Given records
----------

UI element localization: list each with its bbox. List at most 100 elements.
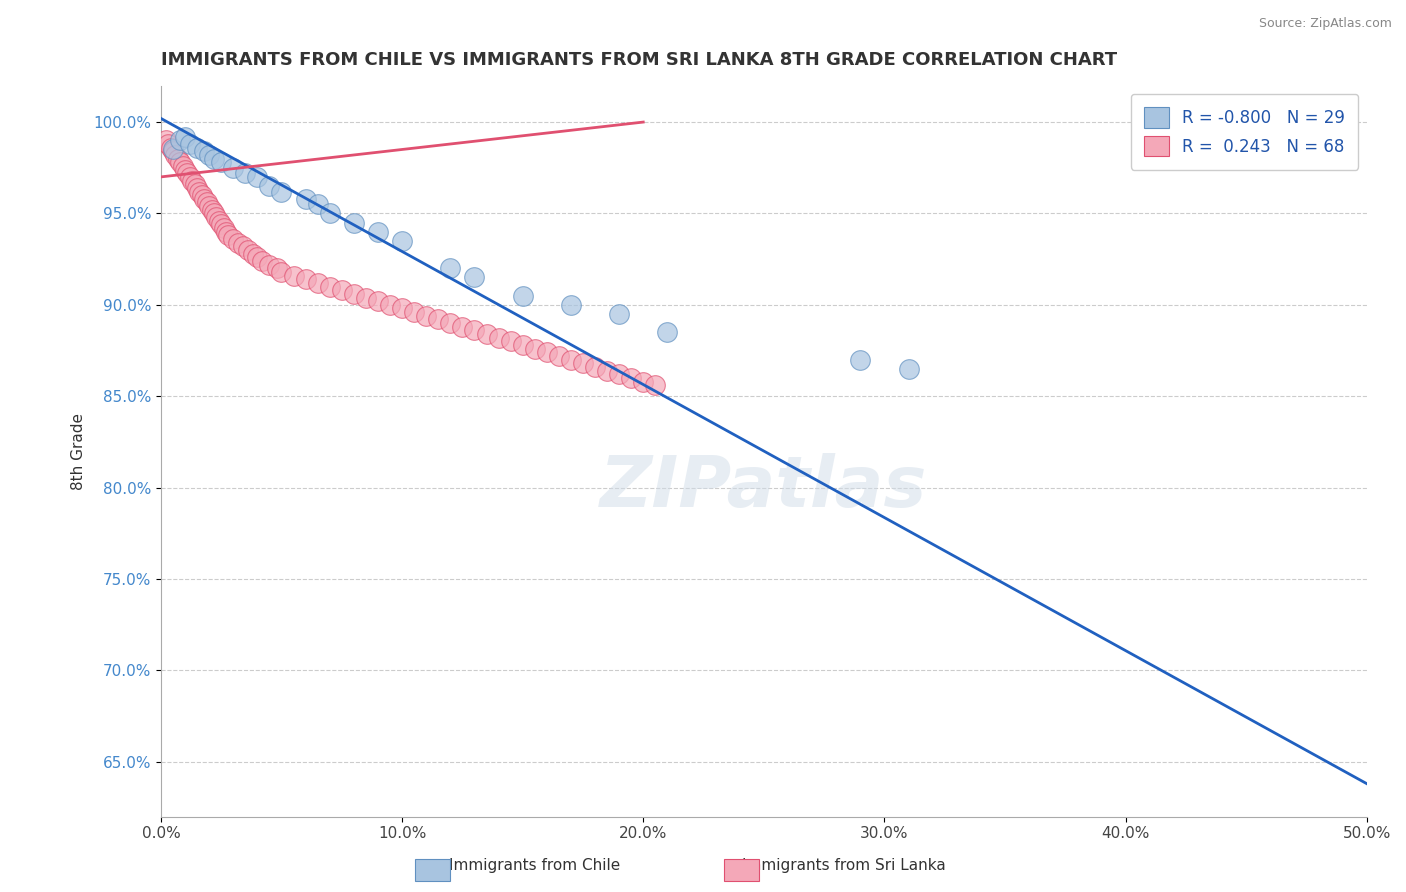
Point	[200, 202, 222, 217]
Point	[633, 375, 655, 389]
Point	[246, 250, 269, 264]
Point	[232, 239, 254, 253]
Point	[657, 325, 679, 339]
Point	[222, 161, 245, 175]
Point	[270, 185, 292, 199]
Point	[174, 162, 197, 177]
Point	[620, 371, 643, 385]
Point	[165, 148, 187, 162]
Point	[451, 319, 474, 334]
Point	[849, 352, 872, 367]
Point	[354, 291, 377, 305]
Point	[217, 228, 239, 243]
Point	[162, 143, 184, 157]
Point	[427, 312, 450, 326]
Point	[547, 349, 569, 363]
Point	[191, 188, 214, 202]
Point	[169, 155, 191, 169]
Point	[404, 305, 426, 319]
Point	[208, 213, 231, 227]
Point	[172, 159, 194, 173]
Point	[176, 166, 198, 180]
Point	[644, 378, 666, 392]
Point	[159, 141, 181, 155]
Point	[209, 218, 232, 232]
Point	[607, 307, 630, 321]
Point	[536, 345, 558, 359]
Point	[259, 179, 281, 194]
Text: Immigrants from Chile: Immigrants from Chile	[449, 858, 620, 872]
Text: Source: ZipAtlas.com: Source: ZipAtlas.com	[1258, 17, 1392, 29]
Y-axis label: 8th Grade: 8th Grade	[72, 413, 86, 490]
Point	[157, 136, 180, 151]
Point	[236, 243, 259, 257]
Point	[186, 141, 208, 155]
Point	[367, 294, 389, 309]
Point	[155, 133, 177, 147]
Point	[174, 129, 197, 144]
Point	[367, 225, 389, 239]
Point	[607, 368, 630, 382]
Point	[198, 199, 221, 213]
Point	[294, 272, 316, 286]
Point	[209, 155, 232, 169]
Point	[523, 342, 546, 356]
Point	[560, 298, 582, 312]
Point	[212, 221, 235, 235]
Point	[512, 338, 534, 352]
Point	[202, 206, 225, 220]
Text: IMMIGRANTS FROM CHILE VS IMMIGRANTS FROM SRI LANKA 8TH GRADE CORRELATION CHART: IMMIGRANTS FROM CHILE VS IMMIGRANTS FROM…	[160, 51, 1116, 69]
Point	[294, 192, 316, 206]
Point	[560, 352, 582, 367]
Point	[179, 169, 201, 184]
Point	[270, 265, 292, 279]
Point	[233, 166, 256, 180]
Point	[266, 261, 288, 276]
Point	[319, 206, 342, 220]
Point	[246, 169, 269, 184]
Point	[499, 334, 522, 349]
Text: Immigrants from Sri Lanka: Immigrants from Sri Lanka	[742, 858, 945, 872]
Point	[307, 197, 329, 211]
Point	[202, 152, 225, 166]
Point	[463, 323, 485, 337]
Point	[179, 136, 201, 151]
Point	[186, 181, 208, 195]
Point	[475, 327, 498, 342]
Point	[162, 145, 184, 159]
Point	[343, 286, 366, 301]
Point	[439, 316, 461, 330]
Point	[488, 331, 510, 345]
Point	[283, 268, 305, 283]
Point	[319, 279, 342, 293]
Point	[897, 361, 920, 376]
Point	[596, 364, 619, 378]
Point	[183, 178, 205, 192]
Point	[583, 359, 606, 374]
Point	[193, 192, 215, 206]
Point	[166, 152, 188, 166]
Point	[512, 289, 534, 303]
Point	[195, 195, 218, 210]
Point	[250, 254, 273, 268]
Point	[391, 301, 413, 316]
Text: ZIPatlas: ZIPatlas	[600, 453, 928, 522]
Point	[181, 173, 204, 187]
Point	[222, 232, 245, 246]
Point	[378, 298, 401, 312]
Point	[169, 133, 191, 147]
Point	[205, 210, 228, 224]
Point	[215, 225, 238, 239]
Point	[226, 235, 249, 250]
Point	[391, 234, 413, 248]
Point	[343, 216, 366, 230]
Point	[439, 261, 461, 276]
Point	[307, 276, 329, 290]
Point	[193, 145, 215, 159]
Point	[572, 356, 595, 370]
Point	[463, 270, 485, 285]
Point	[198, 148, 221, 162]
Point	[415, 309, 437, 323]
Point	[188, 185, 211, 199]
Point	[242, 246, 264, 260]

----------

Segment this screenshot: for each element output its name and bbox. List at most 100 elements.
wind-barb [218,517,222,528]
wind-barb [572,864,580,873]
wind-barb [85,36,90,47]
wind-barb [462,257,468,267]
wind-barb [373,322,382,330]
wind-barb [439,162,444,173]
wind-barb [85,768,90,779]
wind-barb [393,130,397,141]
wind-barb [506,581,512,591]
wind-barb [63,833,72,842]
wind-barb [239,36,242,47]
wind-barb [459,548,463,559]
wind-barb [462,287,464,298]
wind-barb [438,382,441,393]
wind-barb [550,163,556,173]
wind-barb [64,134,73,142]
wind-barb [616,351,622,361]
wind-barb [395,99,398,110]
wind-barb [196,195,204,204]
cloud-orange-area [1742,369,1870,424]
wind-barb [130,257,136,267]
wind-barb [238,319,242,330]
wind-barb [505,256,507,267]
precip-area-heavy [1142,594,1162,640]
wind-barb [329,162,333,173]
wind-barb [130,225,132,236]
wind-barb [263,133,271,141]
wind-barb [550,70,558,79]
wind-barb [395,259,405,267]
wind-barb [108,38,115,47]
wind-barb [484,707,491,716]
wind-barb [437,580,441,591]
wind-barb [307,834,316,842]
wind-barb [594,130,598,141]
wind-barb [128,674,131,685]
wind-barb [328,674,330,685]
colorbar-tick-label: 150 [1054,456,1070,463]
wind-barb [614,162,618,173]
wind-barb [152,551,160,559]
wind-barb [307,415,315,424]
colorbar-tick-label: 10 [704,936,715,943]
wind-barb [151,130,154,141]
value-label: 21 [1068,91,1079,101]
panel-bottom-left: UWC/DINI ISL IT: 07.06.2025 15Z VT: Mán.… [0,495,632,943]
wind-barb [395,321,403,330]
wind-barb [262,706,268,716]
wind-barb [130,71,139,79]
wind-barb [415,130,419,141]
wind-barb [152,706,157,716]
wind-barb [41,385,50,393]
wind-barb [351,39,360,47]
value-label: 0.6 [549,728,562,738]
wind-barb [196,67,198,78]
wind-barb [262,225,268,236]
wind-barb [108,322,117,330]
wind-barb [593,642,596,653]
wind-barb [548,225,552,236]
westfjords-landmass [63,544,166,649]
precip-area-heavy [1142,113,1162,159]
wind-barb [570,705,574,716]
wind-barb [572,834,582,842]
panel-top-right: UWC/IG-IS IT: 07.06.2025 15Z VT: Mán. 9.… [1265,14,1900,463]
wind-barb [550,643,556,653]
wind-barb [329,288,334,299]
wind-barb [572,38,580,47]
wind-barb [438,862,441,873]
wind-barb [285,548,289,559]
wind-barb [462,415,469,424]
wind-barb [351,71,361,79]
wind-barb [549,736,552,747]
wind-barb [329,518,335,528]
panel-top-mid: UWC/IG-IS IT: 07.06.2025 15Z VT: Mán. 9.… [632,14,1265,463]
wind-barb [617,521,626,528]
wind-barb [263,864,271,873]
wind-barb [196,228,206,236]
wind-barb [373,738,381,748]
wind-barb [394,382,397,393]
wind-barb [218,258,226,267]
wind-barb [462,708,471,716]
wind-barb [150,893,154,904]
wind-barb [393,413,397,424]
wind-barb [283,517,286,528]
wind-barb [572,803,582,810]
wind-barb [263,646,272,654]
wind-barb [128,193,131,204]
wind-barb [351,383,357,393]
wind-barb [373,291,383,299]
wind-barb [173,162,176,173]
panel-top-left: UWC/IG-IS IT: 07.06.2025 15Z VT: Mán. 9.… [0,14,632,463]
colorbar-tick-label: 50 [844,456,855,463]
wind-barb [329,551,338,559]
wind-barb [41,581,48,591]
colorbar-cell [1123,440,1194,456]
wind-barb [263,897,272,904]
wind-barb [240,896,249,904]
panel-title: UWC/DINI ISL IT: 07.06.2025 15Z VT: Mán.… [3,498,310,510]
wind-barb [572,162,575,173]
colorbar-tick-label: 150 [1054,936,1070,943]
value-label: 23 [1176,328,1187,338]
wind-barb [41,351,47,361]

----------

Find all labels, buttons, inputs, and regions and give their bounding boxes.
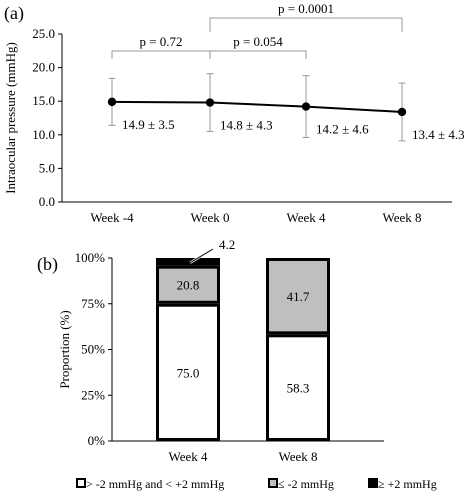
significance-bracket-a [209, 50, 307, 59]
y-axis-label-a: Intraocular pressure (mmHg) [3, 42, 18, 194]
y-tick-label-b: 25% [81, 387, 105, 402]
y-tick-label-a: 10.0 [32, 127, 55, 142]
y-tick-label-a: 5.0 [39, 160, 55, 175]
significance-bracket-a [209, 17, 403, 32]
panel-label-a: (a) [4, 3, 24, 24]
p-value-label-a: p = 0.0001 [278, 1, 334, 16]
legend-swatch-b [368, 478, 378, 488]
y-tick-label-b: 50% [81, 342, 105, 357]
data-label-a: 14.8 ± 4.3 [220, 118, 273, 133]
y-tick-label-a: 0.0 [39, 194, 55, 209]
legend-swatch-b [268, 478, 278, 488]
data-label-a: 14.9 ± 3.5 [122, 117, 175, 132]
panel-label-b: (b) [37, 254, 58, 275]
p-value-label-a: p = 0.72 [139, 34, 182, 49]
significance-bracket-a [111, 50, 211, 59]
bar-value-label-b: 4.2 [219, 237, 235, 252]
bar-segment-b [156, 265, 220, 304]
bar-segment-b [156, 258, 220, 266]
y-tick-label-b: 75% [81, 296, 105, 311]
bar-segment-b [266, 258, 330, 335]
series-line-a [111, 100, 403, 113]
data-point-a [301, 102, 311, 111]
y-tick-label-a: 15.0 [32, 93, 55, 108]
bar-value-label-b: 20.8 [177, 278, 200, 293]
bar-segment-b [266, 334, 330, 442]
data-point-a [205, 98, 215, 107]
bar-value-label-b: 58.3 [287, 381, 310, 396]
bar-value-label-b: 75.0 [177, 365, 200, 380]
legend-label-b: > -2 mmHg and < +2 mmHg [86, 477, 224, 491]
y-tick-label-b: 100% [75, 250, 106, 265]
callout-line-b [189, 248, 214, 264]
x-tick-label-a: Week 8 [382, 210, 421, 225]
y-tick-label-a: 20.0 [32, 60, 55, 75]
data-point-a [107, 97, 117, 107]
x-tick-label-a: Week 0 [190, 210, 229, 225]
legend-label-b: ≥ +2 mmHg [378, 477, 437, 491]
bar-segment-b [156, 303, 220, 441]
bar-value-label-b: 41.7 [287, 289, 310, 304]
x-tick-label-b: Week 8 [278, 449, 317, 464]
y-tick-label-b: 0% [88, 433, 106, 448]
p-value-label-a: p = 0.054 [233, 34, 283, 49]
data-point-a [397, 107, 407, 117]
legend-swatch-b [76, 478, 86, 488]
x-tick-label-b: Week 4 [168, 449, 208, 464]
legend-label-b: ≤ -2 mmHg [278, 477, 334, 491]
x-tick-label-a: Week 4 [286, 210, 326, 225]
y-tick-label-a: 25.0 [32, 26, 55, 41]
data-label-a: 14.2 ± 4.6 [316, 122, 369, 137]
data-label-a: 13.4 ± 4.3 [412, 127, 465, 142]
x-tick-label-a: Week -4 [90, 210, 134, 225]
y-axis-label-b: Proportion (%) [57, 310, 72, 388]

----------

Task
Put every line of the records from the one containing "Segment this screenshot: for" through the one containing "panel-top-mid: UWC/IG-IS IT: 07.06.2025", both included, into a JSON list of strings, one string per line and no entries for blank lines.

Task output
[
  "Segment this screenshot: for each element output its name and bbox. List at most 100 elements.",
  "wind-barb [218,517,222,528]",
  "wind-barb [572,864,580,873]",
  "wind-barb [85,36,90,47]",
  "wind-barb [462,257,468,267]",
  "wind-barb [373,322,382,330]",
  "wind-barb [439,162,444,173]",
  "wind-barb [85,768,90,779]",
  "wind-barb [393,130,397,141]",
  "wind-barb [506,581,512,591]",
  "wind-barb [63,833,72,842]",
  "wind-barb [239,36,242,47]",
  "wind-barb [459,548,463,559]",
  "wind-barb [462,287,464,298]",
  "wind-barb [438,382,441,393]",
  "wind-barb [550,163,556,173]",
  "wind-barb [64,134,73,142]",
  "wind-barb [616,351,622,361]",
  "wind-barb [395,99,398,110]",
  "wind-barb [196,195,204,204]",
  "cloud-orange-area [1742,369,1870,424]",
  "wind-barb [130,257,136,267]",
  "wind-barb [238,319,242,330]",
  "wind-barb [505,256,507,267]",
  "precip-area-heavy [1142,594,1162,640]",
  "wind-barb [329,162,333,173]",
  "wind-barb [130,225,132,236]",
  "wind-barb [263,133,271,141]",
  "wind-barb [550,70,558,79]",
  "wind-barb [395,259,405,267]",
  "wind-barb [108,38,115,47]",
  "wind-barb [484,707,491,716]",
  "wind-barb [437,580,441,591]",
  "wind-barb [307,834,316,842]",
  "wind-barb [594,130,598,141]",
  "wind-barb [128,674,131,685]",
  "wind-barb [328,674,330,685]",
  "colorbar-tick-label: 150 [1054,456,1070,463]",
  "wind-barb [614,162,618,173]",
  "wind-barb [152,551,160,559]",
  "wind-barb [307,415,315,424]",
  "colorbar-tick-label: 10 [704,936,715,943]",
  "wind-barb [151,130,154,141]",
  "value-label: 21 [1068,91,1079,101]",
  "panel-bottom-left: UWC/DINI ISL IT: 07.06.2025 15Z VT: Mán.… [0,495,632,943]",
  "wind-barb [395,321,403,330]",
  "wind-barb [262,706,268,716]",
  "wind-barb [130,71,139,79]",
  "wind-barb [415,130,419,141]",
  "wind-barb [152,706,157,716]",
  "wind-barb [41,385,50,393]",
  "wind-barb [351,39,360,47]",
  "value-label: 0.6 [549,728,562,738]",
  "wind-barb [196,67,198,78]",
  "wind-barb [262,225,268,236]",
  "wind-barb [108,322,117,330]",
  "wind-barb [593,642,596,653]",
  "wind-barb [548,225,552,236]",
  "westfjords-landmass [63,544,166,649]",
  "precip-area-heavy [1142,113,1162,159]",
  "wind-barb [570,705,574,716]",
  "wind-barb [572,834,582,842]",
  "panel-top-right: UWC/IG-IS IT: 07.06.2025 15Z VT: Mán. 9.… [1265,14,1900,463]",
  "wind-barb [550,643,556,653]",
  "wind-barb [329,288,334,299]",
  "wind-barb [572,38,580,47]",
  "wind-barb [438,862,441,873]",
  "wind-barb [285,548,289,559]",
  "wind-barb [462,415,469,424]",
  "wind-barb [351,71,361,79]",
  "wind-barb [549,736,552,747]",
  "wind-barb [329,518,335,528]",
  "panel-top-mid: UWC/IG-IS IT: 07.06.2025 15Z VT: Mán. 9.… [632,14,1265,463]"
]